Examine the material below. Gather every line in which the string "South" appears.

━━━ The data ━━━

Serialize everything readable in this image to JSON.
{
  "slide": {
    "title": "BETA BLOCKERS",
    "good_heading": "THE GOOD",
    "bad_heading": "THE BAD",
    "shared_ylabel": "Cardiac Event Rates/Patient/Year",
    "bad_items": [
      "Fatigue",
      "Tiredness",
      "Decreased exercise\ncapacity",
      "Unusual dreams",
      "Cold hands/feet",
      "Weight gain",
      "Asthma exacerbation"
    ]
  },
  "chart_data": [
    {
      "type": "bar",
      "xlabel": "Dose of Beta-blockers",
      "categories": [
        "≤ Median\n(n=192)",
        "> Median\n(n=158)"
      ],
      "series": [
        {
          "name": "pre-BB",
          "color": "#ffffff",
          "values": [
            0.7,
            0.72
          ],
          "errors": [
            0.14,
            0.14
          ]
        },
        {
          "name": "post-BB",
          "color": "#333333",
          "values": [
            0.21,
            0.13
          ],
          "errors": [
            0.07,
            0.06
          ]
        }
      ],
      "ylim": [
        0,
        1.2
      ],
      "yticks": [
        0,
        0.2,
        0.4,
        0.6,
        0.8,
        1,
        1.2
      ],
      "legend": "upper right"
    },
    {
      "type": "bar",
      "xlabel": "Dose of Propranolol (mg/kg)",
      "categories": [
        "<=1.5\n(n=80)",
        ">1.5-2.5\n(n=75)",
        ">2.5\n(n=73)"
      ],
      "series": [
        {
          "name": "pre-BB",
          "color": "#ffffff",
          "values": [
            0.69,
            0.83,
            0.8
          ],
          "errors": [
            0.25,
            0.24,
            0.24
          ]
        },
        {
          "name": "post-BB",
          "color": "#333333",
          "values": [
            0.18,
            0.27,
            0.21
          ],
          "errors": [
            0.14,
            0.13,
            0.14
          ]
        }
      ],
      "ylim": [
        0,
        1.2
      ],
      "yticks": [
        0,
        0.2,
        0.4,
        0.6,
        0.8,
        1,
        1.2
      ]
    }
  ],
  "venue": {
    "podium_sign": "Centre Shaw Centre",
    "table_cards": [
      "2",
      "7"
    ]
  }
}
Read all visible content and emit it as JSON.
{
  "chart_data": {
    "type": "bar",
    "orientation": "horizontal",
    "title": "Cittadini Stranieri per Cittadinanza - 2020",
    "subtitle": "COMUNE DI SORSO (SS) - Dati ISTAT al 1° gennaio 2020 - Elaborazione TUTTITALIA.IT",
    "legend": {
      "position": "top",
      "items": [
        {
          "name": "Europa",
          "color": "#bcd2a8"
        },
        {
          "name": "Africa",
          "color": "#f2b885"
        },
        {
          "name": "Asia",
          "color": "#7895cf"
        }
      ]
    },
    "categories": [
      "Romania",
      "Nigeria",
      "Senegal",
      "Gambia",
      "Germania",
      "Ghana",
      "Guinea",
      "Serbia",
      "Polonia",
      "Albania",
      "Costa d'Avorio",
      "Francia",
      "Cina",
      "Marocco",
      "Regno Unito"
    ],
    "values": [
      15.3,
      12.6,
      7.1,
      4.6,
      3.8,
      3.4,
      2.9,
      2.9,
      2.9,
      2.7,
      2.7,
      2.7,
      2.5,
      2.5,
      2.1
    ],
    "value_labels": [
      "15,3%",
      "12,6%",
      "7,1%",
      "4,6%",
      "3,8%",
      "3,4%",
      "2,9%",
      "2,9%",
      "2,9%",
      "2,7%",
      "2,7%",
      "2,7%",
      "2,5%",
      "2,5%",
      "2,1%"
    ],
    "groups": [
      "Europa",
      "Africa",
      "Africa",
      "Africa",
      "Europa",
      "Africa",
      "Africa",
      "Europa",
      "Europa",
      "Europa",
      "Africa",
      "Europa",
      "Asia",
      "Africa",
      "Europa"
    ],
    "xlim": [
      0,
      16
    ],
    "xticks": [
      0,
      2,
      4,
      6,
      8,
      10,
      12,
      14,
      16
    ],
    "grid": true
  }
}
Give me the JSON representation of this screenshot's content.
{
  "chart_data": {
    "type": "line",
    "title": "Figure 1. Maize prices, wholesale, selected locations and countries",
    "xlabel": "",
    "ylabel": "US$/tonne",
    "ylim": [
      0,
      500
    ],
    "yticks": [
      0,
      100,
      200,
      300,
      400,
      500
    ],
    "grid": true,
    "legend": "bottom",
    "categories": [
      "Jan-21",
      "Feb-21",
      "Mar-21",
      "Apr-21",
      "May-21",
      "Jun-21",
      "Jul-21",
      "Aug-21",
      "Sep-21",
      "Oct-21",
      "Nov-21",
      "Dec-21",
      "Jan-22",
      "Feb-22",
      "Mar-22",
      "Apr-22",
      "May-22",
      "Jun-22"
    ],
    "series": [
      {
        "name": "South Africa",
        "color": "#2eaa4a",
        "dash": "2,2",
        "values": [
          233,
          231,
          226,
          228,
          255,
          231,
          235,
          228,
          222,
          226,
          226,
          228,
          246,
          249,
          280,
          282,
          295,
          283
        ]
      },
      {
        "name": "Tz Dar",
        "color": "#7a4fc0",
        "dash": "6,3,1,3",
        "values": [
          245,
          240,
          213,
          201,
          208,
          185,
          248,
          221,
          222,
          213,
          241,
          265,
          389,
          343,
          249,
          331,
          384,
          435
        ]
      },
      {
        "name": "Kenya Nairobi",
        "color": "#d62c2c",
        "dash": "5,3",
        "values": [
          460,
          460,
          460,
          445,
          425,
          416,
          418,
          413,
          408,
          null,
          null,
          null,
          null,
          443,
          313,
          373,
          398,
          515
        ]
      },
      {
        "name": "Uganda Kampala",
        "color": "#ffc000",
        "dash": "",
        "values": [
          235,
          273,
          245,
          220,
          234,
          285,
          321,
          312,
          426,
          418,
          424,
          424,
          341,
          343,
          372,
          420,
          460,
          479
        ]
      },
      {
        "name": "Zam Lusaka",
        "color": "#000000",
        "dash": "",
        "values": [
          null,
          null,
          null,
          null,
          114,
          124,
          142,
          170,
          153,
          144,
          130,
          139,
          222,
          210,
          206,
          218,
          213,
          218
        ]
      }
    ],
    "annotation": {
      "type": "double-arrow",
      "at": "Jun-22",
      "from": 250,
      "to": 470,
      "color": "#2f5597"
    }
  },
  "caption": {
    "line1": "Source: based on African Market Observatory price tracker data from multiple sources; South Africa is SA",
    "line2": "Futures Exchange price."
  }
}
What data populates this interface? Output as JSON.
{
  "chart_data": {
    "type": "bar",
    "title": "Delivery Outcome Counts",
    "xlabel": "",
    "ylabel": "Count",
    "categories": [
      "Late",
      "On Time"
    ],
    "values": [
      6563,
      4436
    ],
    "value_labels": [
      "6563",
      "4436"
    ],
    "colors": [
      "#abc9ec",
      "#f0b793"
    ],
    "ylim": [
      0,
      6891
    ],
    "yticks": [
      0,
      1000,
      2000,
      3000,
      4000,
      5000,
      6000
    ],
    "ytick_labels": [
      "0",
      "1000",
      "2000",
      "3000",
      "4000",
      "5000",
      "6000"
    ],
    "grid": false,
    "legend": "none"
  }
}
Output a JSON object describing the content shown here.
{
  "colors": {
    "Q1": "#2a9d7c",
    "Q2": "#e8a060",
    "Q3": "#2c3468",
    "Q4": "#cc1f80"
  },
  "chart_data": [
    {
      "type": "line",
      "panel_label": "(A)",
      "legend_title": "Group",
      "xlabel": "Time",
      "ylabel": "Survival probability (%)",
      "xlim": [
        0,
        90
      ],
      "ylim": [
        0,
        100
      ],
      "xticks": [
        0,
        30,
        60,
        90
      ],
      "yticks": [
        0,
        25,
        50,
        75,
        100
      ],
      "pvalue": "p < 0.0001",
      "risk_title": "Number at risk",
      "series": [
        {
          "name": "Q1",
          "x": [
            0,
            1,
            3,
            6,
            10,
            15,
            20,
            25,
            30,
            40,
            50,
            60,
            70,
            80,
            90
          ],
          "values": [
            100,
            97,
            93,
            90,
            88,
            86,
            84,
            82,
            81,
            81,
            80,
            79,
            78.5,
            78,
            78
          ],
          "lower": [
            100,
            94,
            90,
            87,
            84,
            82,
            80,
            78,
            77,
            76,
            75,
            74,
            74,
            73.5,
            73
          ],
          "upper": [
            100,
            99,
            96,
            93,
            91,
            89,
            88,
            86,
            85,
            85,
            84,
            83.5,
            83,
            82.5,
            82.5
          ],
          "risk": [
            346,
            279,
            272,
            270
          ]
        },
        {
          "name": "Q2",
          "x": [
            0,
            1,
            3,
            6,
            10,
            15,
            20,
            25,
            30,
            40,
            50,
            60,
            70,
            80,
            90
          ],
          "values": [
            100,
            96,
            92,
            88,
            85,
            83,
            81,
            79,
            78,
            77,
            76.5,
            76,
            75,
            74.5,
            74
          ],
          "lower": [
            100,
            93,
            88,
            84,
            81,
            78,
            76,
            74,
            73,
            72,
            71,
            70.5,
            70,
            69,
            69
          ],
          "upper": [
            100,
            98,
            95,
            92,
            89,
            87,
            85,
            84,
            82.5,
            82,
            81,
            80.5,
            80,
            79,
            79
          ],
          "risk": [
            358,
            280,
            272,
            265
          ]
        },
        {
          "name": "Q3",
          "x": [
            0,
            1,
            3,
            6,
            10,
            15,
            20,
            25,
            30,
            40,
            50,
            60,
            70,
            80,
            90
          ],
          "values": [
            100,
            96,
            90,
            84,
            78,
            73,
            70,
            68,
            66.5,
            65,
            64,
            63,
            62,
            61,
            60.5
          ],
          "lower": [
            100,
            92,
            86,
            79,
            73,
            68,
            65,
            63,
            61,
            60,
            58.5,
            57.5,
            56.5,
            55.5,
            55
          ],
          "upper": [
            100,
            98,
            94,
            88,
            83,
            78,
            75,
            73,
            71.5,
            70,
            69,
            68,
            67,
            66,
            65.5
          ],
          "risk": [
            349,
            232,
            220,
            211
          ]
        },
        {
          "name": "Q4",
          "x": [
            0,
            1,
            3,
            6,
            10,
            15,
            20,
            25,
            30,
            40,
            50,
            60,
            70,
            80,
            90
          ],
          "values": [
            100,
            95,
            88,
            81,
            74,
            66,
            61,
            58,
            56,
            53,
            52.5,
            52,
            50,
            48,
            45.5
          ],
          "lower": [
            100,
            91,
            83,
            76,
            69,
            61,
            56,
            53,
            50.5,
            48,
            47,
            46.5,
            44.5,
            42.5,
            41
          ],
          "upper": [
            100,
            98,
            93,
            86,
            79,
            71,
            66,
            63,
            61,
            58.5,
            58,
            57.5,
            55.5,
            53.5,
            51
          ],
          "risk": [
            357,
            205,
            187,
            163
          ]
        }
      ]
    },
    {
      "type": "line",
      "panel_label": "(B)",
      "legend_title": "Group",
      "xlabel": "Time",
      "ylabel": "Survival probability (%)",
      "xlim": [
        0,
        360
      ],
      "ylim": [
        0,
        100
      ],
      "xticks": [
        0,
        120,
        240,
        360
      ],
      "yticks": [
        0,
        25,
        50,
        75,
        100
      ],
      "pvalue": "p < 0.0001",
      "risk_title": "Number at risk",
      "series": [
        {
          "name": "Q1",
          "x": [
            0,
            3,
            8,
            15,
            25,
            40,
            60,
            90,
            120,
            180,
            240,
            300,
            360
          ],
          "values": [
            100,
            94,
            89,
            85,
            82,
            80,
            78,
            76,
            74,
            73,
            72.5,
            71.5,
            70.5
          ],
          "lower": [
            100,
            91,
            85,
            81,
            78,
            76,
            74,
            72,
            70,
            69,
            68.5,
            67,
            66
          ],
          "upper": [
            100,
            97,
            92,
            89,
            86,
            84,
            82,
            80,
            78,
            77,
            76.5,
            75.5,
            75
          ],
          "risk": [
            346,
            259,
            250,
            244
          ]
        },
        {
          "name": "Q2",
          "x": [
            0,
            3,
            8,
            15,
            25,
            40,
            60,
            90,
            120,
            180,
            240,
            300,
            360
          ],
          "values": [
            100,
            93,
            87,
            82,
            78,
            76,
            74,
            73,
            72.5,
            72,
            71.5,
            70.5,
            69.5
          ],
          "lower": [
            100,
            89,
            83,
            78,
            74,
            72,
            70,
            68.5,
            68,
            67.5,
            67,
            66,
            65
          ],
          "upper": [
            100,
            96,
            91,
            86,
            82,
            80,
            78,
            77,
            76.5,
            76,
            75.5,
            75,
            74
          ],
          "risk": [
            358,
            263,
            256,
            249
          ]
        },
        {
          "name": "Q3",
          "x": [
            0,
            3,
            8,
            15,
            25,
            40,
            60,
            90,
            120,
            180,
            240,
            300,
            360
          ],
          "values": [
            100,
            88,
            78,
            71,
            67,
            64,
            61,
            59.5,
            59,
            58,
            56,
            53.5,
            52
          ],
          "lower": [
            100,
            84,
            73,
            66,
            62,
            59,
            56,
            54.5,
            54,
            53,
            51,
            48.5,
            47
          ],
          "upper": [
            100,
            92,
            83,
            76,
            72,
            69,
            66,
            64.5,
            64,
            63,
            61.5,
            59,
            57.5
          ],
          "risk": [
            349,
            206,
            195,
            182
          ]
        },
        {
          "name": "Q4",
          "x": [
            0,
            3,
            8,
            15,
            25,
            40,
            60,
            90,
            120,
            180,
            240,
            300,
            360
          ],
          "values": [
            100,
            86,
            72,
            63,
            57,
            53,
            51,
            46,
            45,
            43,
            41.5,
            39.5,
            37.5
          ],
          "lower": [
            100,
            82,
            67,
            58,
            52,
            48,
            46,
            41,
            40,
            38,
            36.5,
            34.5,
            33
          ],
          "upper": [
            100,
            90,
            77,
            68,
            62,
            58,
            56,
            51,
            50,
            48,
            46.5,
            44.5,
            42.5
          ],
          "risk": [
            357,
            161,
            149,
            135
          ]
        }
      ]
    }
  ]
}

━━━

Output below:
        "name": "South Africa",
    "line1": "Source: based on African Market Observatory price tracker data from multiple sources; South Africa is SA",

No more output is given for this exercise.